(Records excerpted from a collection)
* Begin *

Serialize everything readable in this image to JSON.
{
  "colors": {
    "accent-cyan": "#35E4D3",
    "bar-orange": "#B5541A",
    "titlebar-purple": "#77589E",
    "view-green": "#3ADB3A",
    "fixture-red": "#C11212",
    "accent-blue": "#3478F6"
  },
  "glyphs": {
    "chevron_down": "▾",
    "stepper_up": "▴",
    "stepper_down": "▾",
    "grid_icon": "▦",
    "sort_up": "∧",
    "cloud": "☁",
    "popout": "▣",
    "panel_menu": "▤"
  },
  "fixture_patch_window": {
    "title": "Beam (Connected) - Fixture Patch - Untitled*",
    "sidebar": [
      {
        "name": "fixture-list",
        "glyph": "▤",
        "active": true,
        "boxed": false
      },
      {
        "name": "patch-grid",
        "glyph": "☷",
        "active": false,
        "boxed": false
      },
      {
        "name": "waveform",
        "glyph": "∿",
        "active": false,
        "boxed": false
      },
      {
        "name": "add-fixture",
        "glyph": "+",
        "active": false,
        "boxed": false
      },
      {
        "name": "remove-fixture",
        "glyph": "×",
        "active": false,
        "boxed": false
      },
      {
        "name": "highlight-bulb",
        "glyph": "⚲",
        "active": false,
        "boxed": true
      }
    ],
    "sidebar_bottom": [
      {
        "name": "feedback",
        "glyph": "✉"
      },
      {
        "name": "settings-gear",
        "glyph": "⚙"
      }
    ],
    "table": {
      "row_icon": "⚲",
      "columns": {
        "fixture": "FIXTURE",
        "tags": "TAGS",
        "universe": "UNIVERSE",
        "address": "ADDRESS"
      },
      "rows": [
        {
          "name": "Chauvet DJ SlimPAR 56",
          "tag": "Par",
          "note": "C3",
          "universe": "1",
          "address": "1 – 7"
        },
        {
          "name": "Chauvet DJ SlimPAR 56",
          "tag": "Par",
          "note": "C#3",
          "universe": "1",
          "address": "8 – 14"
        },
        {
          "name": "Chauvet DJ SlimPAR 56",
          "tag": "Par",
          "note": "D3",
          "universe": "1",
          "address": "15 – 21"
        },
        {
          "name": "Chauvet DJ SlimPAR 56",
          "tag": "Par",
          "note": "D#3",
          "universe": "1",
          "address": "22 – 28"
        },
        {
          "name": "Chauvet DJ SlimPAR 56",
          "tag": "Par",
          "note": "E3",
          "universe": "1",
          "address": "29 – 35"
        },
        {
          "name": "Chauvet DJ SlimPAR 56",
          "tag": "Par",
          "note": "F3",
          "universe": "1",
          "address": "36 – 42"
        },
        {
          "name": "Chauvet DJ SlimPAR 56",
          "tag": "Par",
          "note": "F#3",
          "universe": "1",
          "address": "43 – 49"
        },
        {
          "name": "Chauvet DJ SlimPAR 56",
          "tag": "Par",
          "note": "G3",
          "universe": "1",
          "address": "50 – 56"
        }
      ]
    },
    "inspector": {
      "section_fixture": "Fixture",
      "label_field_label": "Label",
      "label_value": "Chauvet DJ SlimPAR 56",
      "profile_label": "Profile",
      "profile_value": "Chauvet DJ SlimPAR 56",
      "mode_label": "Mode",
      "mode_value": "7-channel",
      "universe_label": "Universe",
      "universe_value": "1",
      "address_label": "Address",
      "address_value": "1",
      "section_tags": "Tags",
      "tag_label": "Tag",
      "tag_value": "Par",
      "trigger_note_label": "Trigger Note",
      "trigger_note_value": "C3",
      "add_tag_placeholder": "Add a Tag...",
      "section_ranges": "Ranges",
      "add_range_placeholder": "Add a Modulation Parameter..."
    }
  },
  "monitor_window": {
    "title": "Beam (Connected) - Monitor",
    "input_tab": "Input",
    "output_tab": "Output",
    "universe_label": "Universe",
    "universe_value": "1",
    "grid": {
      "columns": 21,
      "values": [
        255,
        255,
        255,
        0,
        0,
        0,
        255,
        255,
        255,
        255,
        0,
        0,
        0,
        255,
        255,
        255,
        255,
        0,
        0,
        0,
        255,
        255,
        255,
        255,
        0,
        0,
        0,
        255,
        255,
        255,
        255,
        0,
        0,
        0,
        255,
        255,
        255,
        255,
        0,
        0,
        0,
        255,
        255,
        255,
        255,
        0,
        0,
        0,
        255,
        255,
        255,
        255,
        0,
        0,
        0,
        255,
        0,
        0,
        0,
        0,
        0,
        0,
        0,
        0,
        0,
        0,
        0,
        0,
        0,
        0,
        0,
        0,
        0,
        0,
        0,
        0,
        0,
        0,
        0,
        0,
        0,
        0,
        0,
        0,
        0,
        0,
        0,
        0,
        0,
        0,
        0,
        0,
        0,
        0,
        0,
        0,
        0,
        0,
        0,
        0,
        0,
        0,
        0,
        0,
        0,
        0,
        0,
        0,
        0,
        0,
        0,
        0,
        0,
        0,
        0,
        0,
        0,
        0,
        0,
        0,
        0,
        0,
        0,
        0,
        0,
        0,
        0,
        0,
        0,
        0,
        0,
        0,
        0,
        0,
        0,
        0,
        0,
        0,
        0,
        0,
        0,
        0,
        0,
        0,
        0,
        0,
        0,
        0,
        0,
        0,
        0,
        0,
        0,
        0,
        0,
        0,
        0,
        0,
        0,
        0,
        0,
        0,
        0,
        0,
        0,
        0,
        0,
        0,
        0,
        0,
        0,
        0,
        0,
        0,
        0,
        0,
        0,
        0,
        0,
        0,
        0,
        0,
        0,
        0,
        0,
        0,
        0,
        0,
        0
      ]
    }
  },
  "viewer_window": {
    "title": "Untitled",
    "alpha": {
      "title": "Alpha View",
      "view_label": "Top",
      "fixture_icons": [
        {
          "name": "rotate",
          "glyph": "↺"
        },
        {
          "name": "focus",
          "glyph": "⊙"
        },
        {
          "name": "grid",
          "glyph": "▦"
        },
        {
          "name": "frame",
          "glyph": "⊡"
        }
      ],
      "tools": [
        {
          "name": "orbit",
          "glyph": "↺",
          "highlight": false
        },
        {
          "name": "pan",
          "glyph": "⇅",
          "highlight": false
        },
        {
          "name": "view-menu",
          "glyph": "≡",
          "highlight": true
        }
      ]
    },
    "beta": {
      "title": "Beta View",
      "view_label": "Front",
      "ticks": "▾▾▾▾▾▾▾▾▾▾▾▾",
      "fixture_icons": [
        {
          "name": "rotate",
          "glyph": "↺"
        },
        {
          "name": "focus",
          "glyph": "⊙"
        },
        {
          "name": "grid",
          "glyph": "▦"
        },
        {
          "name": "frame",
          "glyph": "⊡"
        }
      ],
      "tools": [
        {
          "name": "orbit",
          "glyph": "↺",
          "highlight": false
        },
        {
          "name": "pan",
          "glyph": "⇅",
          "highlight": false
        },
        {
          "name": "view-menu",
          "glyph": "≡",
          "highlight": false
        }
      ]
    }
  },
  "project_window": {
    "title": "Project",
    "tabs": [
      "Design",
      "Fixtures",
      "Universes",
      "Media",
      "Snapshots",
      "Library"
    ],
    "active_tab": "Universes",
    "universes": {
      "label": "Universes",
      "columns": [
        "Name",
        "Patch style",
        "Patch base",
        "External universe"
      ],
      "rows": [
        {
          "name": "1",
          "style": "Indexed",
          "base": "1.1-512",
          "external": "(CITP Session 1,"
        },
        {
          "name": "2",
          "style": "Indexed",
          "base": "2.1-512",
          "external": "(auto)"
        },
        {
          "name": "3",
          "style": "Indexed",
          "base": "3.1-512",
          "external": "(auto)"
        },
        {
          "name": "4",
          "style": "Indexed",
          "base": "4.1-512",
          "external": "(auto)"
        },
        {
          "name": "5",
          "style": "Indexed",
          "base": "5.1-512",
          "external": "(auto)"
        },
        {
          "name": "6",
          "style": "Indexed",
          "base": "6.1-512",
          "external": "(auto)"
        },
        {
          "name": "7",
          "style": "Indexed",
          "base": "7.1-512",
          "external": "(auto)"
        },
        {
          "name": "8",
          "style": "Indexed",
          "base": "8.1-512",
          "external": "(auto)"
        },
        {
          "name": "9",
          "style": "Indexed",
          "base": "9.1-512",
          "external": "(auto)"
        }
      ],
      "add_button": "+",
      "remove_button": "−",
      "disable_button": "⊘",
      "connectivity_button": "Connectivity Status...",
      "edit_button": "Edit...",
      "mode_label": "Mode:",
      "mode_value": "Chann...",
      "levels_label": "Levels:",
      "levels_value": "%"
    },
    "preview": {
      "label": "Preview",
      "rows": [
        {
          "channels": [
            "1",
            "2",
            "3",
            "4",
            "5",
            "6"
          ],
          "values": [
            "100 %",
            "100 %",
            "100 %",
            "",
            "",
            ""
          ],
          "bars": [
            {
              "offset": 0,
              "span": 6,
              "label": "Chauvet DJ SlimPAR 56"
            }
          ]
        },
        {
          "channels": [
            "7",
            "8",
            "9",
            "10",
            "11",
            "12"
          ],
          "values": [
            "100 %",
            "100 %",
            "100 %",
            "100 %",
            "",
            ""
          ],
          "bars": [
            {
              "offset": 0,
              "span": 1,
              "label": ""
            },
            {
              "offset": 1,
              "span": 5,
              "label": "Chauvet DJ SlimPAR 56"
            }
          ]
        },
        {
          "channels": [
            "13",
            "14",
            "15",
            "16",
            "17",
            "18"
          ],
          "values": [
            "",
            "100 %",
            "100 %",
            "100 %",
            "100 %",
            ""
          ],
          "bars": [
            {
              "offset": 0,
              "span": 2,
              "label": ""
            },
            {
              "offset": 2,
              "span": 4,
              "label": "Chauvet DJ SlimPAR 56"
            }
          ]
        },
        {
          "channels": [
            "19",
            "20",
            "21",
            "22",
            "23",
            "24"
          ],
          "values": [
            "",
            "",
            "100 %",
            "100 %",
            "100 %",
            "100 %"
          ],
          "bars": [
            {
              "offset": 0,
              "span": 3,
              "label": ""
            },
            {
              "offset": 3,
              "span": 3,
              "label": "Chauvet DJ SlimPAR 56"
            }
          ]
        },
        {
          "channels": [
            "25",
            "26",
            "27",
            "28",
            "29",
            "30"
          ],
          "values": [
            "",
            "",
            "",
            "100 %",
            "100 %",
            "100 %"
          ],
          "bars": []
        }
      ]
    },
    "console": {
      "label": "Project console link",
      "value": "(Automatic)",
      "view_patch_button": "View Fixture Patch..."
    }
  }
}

* End *

→ What the task requires: Check each line of the entries above, and show every one holding the word "console".

→ Solved exercise:
    "console": {
      "label": "Project console link",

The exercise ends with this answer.